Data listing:
————————
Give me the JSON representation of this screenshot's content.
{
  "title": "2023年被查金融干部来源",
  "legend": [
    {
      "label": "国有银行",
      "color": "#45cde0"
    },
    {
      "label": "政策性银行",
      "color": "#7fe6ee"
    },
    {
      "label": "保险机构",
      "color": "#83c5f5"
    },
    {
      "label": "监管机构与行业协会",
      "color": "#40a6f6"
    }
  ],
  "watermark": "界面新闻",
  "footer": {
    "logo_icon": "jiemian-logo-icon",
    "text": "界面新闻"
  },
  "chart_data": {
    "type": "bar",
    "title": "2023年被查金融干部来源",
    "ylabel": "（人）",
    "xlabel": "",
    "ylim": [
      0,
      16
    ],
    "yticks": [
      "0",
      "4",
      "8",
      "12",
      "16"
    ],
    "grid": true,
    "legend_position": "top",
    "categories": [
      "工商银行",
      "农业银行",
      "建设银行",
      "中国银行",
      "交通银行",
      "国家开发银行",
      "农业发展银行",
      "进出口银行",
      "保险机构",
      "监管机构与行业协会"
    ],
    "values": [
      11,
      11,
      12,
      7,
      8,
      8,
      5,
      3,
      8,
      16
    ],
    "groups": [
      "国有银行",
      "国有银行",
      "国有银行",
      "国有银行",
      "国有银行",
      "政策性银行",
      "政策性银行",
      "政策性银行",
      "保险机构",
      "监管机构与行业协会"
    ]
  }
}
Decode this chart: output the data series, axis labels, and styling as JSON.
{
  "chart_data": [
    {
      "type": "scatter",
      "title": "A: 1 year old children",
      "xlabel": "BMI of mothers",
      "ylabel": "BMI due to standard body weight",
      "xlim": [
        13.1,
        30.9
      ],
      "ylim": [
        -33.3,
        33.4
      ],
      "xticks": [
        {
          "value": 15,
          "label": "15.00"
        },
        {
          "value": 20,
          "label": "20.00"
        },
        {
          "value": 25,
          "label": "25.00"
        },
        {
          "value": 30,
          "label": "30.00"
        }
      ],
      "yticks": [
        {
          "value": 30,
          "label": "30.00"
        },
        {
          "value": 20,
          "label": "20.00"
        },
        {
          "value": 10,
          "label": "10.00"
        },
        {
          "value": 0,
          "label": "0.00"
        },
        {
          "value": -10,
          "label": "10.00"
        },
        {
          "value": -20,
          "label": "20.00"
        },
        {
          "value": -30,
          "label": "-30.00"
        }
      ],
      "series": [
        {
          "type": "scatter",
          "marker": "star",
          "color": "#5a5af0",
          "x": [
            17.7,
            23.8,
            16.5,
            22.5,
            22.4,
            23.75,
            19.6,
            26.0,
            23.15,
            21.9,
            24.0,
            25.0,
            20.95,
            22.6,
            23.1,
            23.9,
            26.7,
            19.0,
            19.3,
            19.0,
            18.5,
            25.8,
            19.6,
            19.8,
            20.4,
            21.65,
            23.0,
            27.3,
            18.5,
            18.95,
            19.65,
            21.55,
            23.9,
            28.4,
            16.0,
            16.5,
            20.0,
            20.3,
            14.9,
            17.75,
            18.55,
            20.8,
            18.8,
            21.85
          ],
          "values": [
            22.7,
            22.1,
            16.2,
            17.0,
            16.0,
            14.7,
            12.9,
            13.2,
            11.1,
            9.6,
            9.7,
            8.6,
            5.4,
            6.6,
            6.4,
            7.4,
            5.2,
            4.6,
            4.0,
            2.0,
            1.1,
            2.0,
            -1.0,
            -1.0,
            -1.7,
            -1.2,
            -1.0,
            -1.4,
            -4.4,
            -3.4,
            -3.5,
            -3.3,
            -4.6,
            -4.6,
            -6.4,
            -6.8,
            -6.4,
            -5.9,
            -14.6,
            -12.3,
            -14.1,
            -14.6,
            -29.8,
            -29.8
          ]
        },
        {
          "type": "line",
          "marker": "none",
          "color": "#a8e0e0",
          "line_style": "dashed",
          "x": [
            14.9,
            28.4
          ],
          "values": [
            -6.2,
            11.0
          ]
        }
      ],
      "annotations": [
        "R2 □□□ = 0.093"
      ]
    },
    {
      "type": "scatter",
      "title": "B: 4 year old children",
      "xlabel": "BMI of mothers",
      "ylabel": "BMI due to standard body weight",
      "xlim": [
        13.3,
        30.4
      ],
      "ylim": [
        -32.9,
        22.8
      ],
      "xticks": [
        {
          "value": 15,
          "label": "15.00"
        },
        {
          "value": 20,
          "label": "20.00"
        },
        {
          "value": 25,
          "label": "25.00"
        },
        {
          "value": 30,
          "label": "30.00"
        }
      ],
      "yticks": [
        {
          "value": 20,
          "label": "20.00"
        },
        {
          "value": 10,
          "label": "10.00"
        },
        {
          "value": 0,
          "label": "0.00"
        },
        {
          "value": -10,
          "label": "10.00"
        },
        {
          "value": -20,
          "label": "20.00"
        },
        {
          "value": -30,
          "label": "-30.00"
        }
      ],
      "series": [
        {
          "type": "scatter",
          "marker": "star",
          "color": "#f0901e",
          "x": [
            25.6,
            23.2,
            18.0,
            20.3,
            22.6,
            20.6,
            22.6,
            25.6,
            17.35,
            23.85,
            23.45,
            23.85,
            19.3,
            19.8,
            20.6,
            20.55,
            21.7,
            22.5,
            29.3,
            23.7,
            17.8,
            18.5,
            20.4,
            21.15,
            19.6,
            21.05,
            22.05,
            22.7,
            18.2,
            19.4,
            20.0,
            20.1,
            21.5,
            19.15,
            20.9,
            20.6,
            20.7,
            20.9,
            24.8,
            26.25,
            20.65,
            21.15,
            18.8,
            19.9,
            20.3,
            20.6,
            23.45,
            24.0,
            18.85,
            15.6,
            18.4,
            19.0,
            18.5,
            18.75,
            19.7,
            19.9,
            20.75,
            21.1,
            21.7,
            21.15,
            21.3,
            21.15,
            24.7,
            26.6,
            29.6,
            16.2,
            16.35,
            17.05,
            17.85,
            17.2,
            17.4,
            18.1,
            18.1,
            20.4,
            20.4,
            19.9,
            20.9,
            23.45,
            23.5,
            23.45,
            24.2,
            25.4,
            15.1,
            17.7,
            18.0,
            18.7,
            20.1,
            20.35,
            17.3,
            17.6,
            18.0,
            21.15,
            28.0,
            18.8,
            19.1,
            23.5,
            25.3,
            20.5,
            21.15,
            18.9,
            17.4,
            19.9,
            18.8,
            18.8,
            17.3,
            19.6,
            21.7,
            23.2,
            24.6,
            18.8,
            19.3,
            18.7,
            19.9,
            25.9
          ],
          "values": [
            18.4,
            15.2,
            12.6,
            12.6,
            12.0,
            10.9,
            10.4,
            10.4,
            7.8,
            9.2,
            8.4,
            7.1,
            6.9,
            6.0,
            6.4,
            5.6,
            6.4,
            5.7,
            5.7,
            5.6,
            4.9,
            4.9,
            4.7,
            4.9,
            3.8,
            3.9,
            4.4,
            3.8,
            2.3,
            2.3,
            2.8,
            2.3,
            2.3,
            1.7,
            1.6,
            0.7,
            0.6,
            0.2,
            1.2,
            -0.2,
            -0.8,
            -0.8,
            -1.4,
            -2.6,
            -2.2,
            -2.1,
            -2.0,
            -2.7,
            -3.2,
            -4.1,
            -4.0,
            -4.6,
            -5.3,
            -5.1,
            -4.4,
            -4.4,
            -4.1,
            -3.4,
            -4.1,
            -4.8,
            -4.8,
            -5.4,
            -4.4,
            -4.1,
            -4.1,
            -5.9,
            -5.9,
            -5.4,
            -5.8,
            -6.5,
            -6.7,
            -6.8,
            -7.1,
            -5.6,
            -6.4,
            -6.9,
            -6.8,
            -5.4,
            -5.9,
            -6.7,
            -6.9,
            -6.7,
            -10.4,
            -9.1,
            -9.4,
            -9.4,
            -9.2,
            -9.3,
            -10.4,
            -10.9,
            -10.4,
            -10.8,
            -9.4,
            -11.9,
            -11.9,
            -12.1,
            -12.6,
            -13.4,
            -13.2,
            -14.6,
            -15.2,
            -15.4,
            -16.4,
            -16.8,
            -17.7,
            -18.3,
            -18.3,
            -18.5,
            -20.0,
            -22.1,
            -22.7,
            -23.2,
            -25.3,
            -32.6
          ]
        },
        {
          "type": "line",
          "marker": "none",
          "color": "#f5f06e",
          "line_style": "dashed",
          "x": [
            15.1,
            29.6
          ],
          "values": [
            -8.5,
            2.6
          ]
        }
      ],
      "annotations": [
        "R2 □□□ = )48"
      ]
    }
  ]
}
————————
Only a number is needed: how many lines of the material above contain "children"?

• **RESULT FOR THIS EXERCISE**
2